**TASK TO COMPLETE:**
With the pictures left out, reproduce exactly the lines running from the line with "Convert this document image to plain text." to the last line of the material below.

━━━━━ PROVIDED DATA ━━━━━

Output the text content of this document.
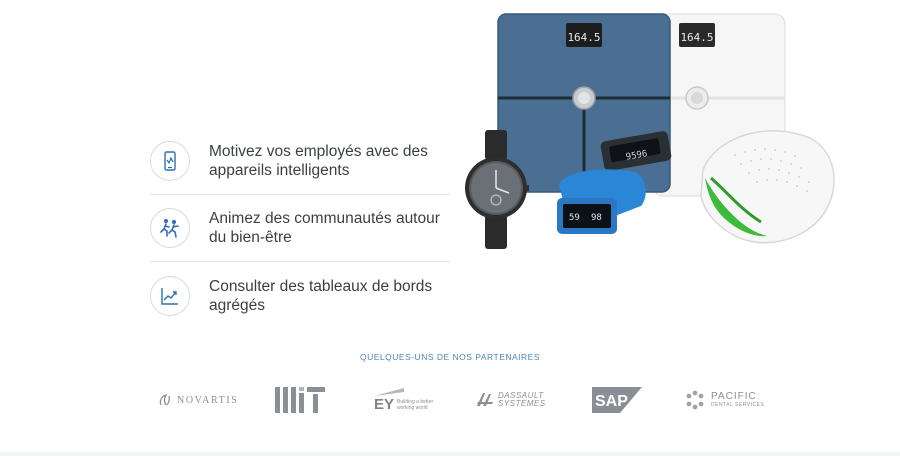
Motivez vos employés avec des appareils intelligents
Animez des communautés autour du bien-être
Consulter des tableaux de bords agrégés
164.5
164.5
9596
59 98
QUELQUES-UNS DE NOS PARTENAIRES
NOVARTIS	EY Building a better working world
DASSAULT SYSTEMES	SAP	PACIFIC
DENTAL SERVICES
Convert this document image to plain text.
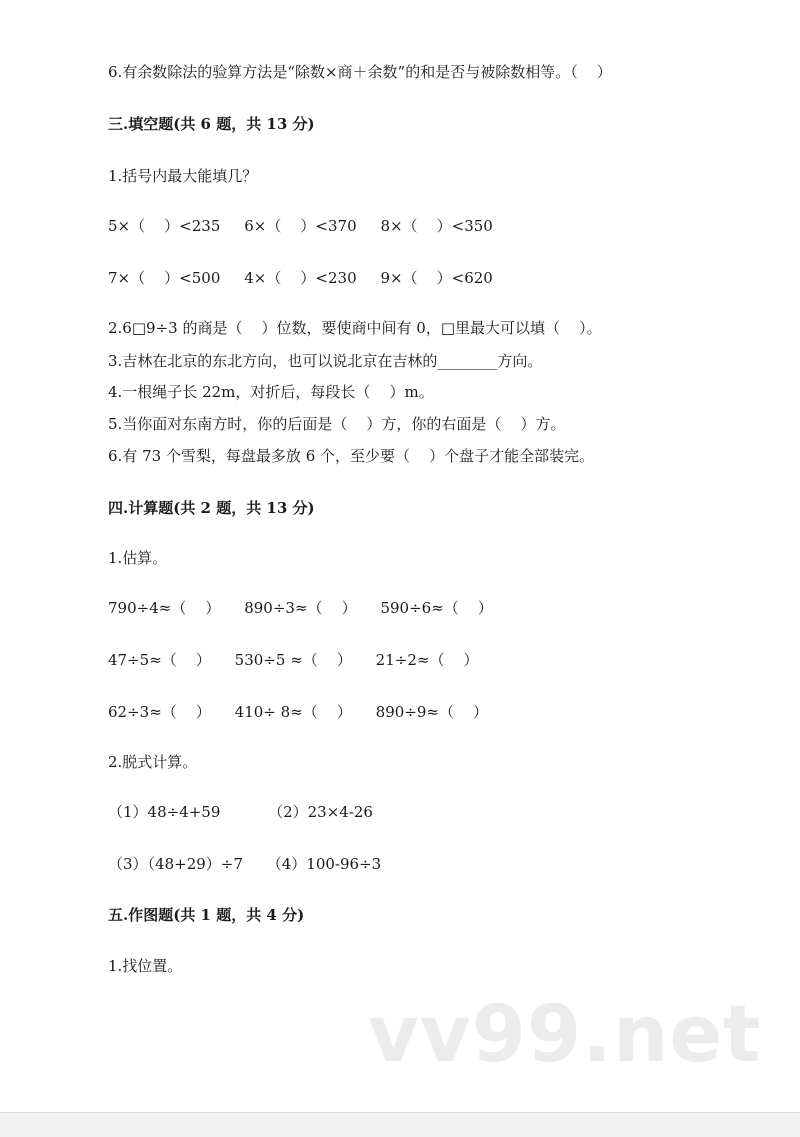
6.有余数除法的验算方法是“除数×商＋余数”的和是否与被除数相等。（    ）
三.填空题(共 6 题，共 13 分)
1.括号内最大能填几？
5×（    ）<235     6×（    ）<370     8×（    ）<350
7×（    ）<500     4×（    ）<230     9×（    ）<620
2.6□9÷3 的商是（    ）位数，要使商中间有 0，□里最大可以填（    ）。
3.吉林在北京的东北方向，也可以说北京在吉林的________方向。
4.一根绳子长 22m，对折后，每段长（    ）m。
5.当你面对东南方时，你的后面是（    ）方，你的右面是（    ）方。
6.有 73 个雪梨，每盘最多放 6 个，至少要（    ）个盘子才能全部装完。
四.计算题(共 2 题，共 13 分)
1.估算。
790÷4≈（    ）     890÷3≈（    ）     590÷6≈（    ）
47÷5≈（    ）     530÷5 ≈（    ）     21÷2≈（    ）
62÷3≈（    ）     410÷ 8≈（    ）     890÷9≈（    ）
2.脱式计算。
（1）48÷4+59          （2）23×4-26
（3）（48+29）÷7     （4）100-96÷3
五.作图题(共 1 题，共 4 分)
1.找位置。
vv99.net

━━━━━

**ANSWER IN FULL:**
Convert this document image to plain text.
6.有余数除法的验算方法是“除数×商＋余数”的和是否与被除数相等。（    ）
三.填空题(共 6 题，共 13 分)
1.括号内最大能填几？
5×（    ）<235     6×（    ）<370     8×（    ）<350
7×（    ）<500     4×（    ）<230     9×（    ）<620
2.6□9÷3 的商是（    ）位数，要使商中间有 0，□里最大可以填（    ）。
3.吉林在北京的东北方向，也可以说北京在吉林的________方向。
4.一根绳子长 22m，对折后，每段长（    ）m。
5.当你面对东南方时，你的后面是（    ）方，你的右面是（    ）方。
6.有 73 个雪梨，每盘最多放 6 个，至少要（    ）个盘子才能全部装完。
四.计算题(共 2 题，共 13 分)
1.估算。
790÷4≈（    ）     890÷3≈（    ）     590÷6≈（    ）
47÷5≈（    ）     530÷5 ≈（    ）     21÷2≈（    ）
62÷3≈（    ）     410÷ 8≈（    ）     890÷9≈（    ）
2.脱式计算。
（1）48÷4+59          （2）23×4-26
（3）（48+29）÷7     （4）100-96÷3
五.作图题(共 1 题，共 4 分)
1.找位置。
vv99.net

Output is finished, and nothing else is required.